◆ Task details ◆
Note how many lines include the word "используют", and give that number by itself.
───── Supplied data
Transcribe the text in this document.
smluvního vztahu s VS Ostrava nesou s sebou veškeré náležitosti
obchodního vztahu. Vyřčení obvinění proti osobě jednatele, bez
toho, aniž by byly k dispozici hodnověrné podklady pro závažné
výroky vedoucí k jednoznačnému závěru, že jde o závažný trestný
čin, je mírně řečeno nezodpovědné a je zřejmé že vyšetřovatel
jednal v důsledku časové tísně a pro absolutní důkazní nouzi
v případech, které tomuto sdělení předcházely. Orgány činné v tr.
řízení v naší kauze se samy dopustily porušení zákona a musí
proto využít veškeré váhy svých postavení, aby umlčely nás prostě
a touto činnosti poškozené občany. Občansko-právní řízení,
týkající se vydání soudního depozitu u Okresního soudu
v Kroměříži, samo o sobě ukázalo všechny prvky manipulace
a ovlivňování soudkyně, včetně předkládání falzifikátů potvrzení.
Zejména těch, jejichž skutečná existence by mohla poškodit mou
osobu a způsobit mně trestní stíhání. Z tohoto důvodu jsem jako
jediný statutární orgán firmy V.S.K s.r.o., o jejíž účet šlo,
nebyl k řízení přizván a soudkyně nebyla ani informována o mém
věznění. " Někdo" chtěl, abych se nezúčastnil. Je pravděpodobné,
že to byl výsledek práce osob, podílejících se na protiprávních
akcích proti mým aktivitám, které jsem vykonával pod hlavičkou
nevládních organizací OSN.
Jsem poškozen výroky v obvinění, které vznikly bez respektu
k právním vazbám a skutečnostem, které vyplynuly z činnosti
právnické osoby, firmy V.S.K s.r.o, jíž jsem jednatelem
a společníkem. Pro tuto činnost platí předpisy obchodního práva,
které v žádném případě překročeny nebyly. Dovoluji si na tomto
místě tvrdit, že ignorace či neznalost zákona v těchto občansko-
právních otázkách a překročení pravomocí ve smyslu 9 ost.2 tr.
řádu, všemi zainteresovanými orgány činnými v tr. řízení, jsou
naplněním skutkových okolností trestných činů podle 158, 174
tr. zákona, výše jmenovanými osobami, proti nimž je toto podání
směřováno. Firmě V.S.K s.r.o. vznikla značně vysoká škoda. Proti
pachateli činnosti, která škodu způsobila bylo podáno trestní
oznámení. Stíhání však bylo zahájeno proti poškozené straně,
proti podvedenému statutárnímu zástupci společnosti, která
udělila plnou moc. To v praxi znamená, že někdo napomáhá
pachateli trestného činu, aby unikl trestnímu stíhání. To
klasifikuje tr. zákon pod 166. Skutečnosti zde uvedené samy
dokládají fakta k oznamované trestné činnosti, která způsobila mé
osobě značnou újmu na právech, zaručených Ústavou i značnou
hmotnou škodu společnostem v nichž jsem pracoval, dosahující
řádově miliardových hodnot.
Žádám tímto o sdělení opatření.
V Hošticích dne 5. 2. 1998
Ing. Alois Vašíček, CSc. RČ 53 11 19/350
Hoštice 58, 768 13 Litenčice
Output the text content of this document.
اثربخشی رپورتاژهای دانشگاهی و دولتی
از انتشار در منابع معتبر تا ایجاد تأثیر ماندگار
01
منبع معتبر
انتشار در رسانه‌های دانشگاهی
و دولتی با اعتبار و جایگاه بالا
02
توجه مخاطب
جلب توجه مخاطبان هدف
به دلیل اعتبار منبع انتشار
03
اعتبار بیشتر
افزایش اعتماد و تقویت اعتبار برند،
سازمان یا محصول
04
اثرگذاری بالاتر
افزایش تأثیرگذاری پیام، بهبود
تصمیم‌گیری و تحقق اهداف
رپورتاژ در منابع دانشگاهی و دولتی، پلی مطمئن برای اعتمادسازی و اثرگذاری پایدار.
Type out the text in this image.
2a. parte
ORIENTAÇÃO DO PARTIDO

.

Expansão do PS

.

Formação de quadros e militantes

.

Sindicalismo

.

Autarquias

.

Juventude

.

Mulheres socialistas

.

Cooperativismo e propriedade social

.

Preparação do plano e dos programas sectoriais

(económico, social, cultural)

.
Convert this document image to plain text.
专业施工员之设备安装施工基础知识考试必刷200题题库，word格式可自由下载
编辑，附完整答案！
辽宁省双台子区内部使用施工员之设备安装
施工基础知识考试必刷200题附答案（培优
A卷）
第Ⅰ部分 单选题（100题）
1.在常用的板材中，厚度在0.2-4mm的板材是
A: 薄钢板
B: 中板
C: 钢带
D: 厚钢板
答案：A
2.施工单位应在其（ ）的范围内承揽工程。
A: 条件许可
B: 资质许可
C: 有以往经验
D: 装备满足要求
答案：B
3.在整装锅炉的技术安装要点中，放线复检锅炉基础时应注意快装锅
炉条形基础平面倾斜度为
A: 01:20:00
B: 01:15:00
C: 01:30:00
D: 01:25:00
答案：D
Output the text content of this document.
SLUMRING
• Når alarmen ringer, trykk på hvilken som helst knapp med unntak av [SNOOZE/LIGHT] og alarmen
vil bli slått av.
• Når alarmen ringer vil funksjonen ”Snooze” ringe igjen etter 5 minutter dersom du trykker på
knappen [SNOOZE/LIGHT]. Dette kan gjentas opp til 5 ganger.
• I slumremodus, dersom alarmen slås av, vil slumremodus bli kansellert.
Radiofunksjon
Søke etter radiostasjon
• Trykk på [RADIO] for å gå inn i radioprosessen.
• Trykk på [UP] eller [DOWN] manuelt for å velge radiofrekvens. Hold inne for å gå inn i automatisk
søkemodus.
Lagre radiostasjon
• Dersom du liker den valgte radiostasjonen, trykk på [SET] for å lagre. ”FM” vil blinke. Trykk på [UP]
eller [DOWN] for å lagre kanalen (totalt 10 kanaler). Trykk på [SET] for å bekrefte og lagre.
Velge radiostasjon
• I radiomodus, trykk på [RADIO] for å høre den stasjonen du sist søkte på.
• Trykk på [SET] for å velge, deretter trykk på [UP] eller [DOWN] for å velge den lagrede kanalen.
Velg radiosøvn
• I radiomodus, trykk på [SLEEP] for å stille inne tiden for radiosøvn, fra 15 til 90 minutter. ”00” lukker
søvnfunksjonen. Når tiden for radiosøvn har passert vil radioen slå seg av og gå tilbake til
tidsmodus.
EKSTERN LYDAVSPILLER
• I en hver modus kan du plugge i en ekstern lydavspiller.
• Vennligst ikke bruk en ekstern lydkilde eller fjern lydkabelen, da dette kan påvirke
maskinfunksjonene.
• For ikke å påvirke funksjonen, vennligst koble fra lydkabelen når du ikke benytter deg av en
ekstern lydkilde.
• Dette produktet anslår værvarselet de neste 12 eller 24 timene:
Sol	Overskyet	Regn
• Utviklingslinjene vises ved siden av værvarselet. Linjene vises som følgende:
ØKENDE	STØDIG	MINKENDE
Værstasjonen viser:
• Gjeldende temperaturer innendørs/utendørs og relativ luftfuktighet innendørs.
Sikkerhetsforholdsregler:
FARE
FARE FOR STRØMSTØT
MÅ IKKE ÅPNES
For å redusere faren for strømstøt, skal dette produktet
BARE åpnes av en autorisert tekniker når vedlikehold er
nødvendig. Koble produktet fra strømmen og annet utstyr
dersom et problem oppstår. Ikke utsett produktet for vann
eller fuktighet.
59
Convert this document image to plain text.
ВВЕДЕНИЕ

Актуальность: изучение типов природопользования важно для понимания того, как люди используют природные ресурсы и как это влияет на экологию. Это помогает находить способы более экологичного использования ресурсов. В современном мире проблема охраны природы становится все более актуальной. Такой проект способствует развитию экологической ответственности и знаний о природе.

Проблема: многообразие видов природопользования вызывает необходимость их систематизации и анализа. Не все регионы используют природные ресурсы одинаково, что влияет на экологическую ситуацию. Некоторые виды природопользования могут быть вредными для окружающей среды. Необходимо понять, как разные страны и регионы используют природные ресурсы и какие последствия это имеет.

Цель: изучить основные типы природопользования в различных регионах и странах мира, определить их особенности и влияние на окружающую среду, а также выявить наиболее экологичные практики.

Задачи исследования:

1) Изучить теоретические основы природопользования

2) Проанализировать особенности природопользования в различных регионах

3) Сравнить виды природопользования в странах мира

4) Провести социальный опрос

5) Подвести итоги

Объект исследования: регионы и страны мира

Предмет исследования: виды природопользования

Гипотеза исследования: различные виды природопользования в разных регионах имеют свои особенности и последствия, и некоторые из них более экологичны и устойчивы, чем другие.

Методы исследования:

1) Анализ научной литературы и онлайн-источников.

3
──────────
◆ Output for this task ◆
2